* What you should do *
Work out how many lines of the data hold the string "this", and reply with that number alone.

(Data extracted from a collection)
━━━━━━
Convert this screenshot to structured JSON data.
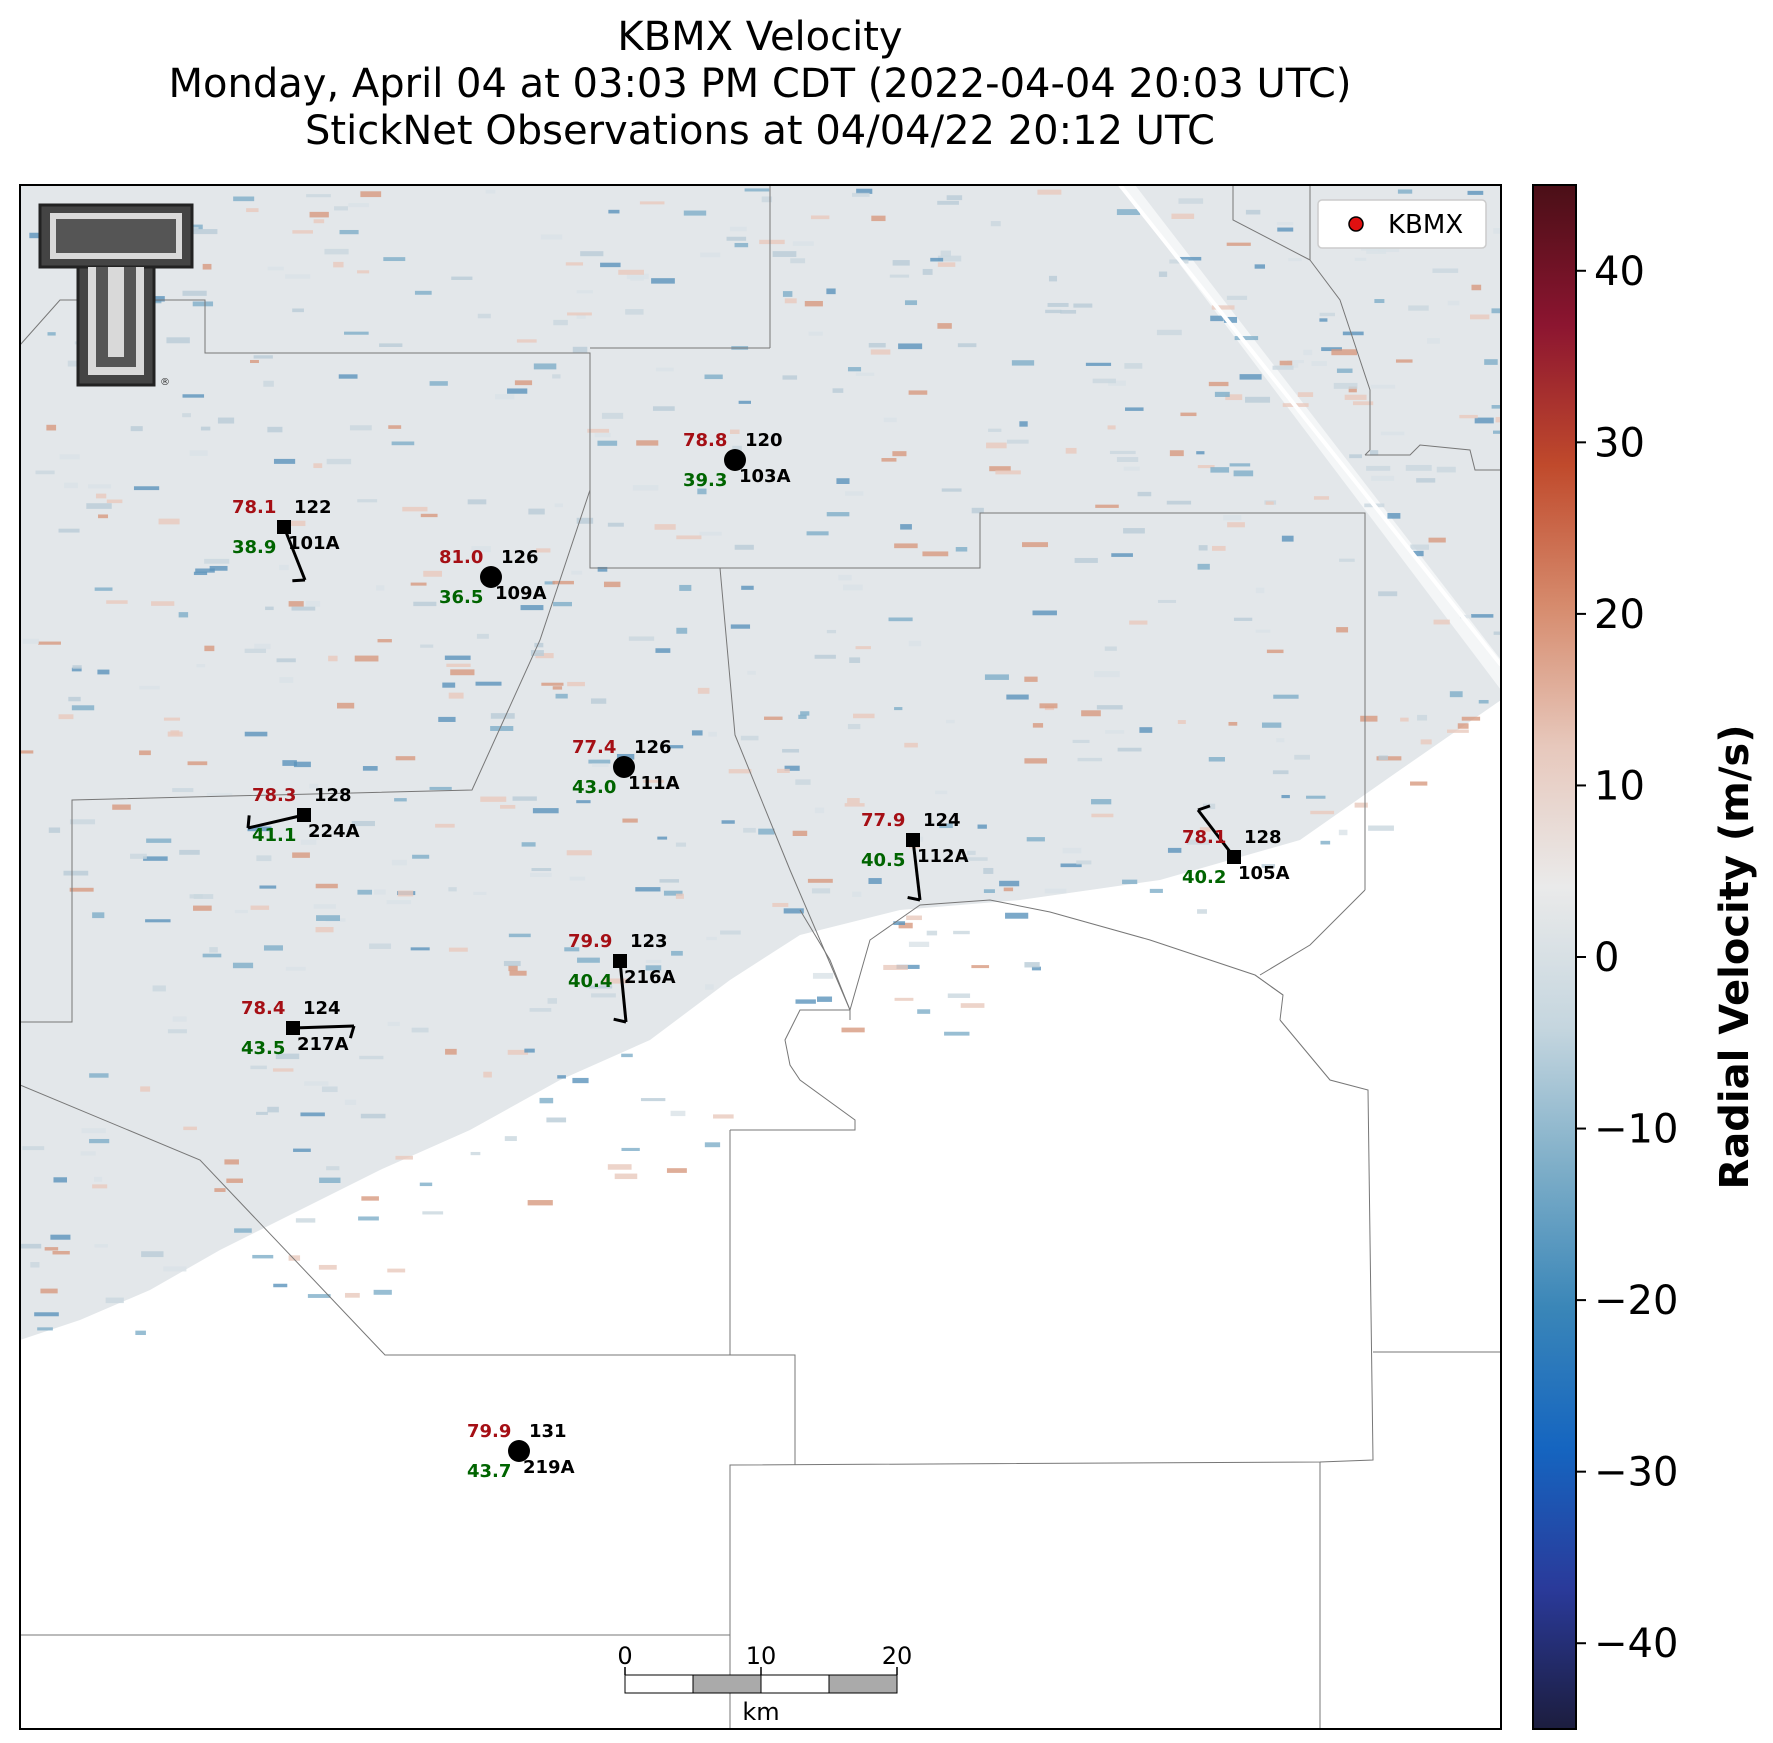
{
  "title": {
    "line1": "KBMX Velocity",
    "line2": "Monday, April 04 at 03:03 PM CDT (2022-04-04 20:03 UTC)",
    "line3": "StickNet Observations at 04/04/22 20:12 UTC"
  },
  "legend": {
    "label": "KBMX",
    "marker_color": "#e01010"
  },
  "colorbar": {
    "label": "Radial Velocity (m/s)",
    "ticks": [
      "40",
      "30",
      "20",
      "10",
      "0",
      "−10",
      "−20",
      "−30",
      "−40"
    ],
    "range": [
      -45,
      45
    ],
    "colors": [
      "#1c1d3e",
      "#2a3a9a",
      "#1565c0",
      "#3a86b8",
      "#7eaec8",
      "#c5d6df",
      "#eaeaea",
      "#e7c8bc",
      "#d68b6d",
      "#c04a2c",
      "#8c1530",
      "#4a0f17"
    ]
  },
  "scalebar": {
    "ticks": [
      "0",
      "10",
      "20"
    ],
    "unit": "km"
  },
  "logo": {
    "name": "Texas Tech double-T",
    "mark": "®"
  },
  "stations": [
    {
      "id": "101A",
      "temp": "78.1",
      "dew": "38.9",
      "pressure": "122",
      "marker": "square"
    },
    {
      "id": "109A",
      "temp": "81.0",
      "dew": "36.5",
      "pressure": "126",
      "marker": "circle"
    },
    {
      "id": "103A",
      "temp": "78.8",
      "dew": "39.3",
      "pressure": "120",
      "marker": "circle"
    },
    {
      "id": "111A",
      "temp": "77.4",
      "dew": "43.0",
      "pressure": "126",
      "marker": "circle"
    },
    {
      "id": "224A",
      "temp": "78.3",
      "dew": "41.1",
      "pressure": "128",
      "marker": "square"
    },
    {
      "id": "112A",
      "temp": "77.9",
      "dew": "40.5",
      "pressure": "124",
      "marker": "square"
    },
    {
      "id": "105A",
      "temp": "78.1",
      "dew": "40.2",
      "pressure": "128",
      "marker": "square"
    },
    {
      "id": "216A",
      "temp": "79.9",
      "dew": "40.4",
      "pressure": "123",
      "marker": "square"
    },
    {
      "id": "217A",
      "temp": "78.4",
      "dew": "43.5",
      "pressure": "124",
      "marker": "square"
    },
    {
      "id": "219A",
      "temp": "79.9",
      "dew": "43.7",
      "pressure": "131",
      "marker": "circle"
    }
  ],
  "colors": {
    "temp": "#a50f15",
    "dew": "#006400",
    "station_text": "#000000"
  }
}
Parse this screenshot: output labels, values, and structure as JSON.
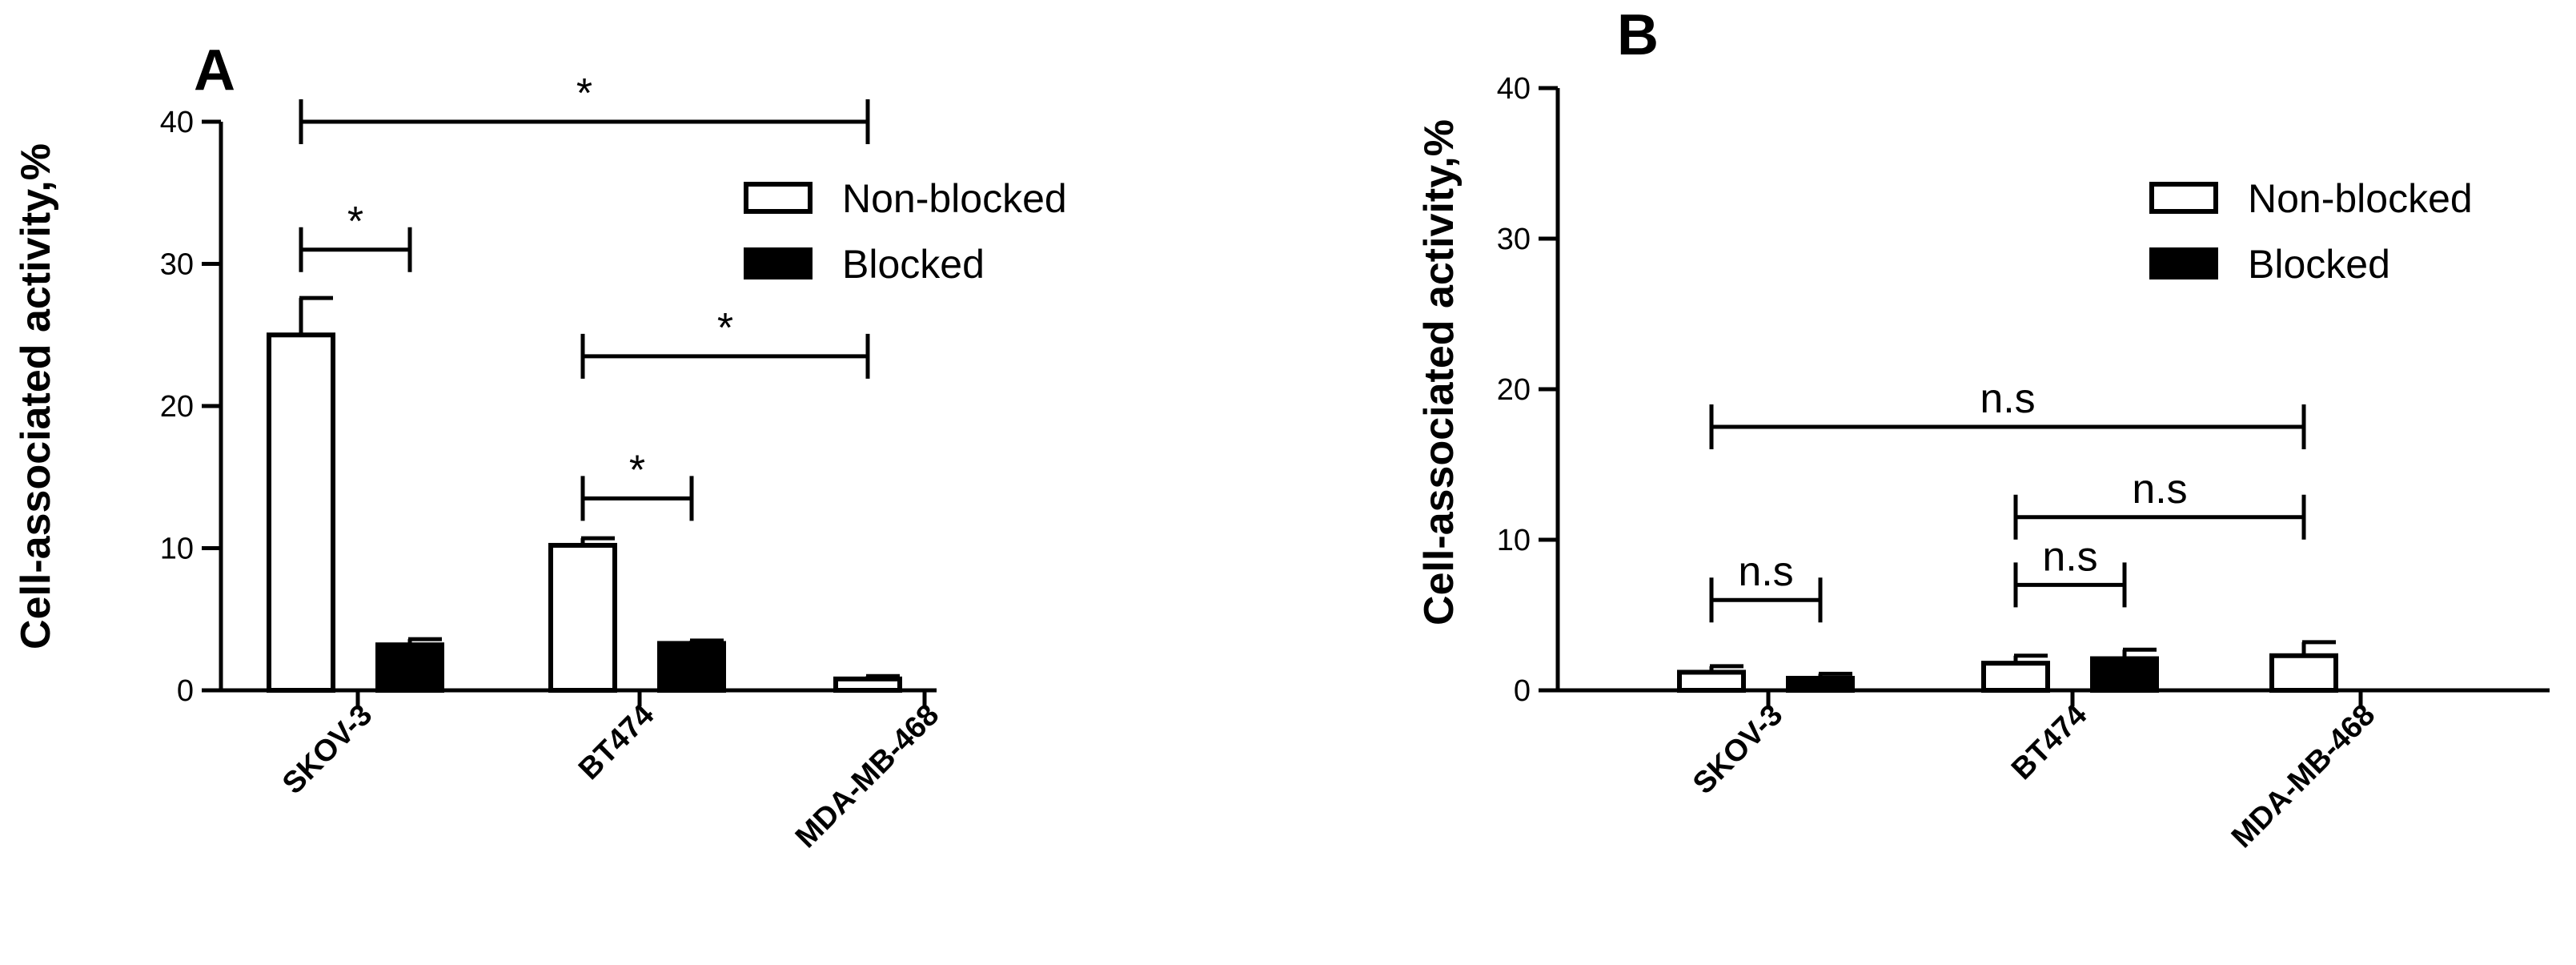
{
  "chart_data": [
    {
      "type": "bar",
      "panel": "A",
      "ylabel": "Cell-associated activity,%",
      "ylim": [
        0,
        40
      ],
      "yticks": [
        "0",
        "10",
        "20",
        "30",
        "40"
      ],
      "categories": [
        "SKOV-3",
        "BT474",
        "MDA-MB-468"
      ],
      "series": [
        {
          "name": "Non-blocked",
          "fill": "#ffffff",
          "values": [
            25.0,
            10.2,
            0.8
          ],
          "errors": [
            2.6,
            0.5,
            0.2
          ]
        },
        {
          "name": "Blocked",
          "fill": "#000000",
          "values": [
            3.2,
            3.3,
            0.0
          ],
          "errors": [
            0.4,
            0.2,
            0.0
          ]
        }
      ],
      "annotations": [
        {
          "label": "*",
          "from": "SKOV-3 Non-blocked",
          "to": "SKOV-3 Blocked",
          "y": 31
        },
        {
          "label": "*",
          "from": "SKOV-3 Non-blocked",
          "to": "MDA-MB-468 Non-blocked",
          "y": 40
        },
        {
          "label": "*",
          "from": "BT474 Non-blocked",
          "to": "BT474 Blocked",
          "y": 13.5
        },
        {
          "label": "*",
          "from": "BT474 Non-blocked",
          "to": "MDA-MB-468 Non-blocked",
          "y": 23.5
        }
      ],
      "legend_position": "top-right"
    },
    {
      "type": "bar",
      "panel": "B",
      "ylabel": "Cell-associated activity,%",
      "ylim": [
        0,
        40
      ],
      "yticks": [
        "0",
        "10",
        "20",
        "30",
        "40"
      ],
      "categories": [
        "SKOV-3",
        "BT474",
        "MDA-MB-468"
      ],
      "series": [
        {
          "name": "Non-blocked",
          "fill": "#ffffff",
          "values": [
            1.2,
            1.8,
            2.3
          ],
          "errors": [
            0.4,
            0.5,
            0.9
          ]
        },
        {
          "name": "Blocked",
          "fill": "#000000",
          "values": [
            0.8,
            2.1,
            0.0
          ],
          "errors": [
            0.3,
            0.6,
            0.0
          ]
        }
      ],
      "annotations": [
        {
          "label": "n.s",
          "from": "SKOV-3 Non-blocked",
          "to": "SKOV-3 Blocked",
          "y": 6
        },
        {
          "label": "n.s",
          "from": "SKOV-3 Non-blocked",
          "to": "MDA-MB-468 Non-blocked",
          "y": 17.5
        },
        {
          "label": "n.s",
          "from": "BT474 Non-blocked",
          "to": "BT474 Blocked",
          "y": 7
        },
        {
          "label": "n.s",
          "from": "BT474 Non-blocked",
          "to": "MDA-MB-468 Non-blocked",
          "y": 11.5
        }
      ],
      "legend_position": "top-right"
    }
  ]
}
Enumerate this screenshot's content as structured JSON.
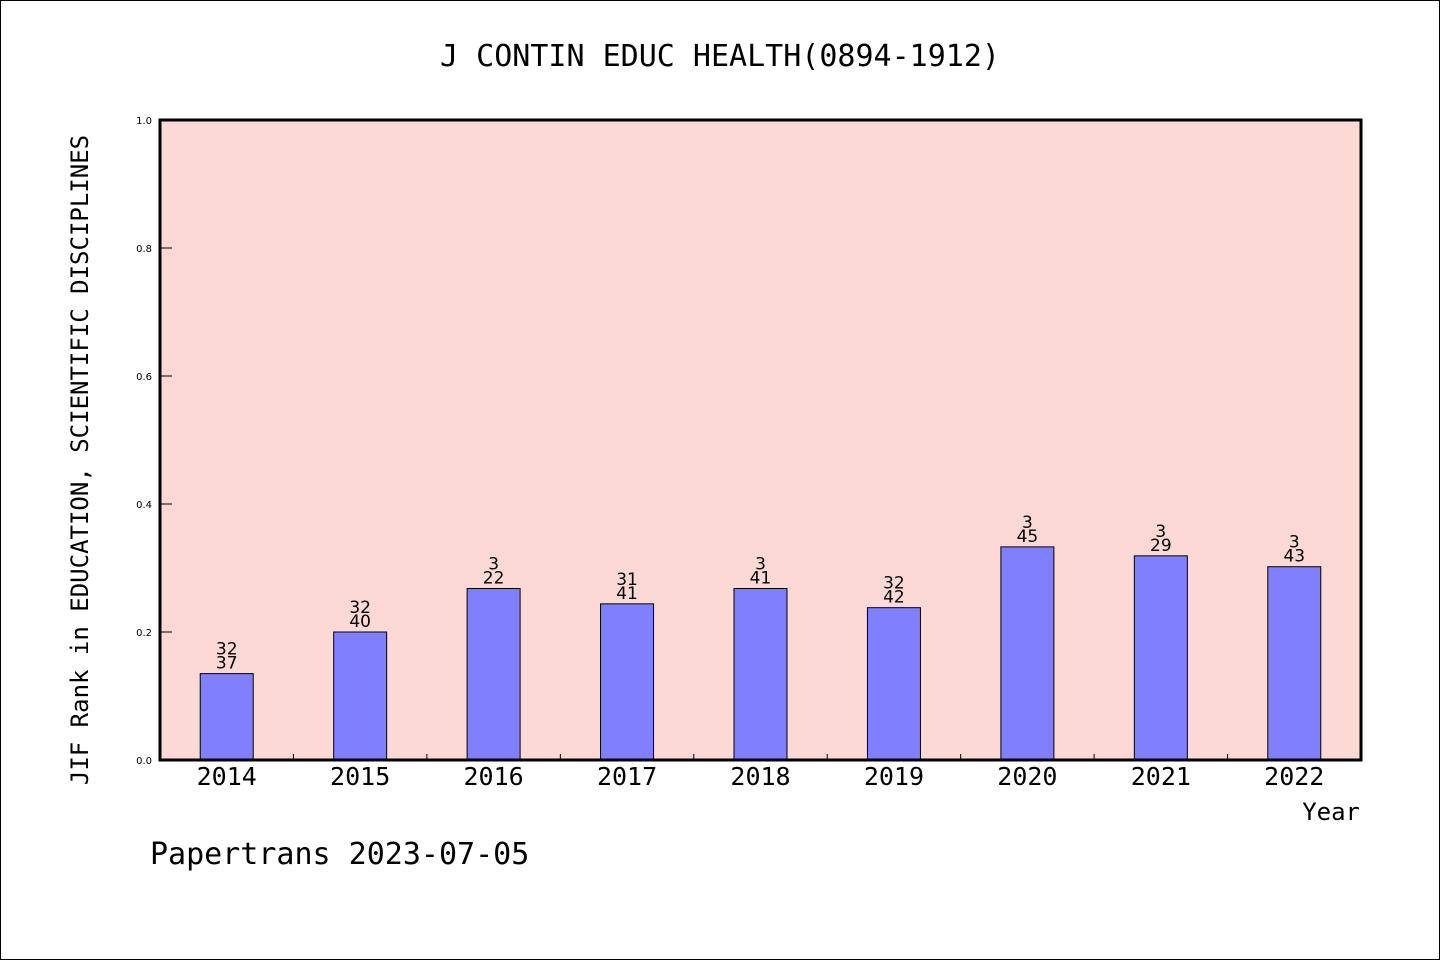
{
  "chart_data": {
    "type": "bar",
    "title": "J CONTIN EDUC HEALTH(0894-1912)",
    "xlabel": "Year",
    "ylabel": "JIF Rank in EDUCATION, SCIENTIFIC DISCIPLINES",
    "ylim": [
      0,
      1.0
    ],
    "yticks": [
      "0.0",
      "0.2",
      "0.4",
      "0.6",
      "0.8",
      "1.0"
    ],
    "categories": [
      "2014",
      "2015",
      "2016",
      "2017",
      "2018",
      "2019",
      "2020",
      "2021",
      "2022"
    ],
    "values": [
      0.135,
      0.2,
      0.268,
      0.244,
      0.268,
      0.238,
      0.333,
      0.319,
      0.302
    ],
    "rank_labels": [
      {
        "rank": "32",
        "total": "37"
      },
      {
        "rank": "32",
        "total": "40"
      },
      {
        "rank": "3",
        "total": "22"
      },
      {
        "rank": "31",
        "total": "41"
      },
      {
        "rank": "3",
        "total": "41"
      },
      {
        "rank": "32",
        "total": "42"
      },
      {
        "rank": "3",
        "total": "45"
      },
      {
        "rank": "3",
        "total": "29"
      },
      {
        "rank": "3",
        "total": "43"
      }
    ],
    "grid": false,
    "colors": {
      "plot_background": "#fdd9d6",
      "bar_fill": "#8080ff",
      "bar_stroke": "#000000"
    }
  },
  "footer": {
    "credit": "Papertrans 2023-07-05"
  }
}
━━━━━━
* Reply to the exercise *
3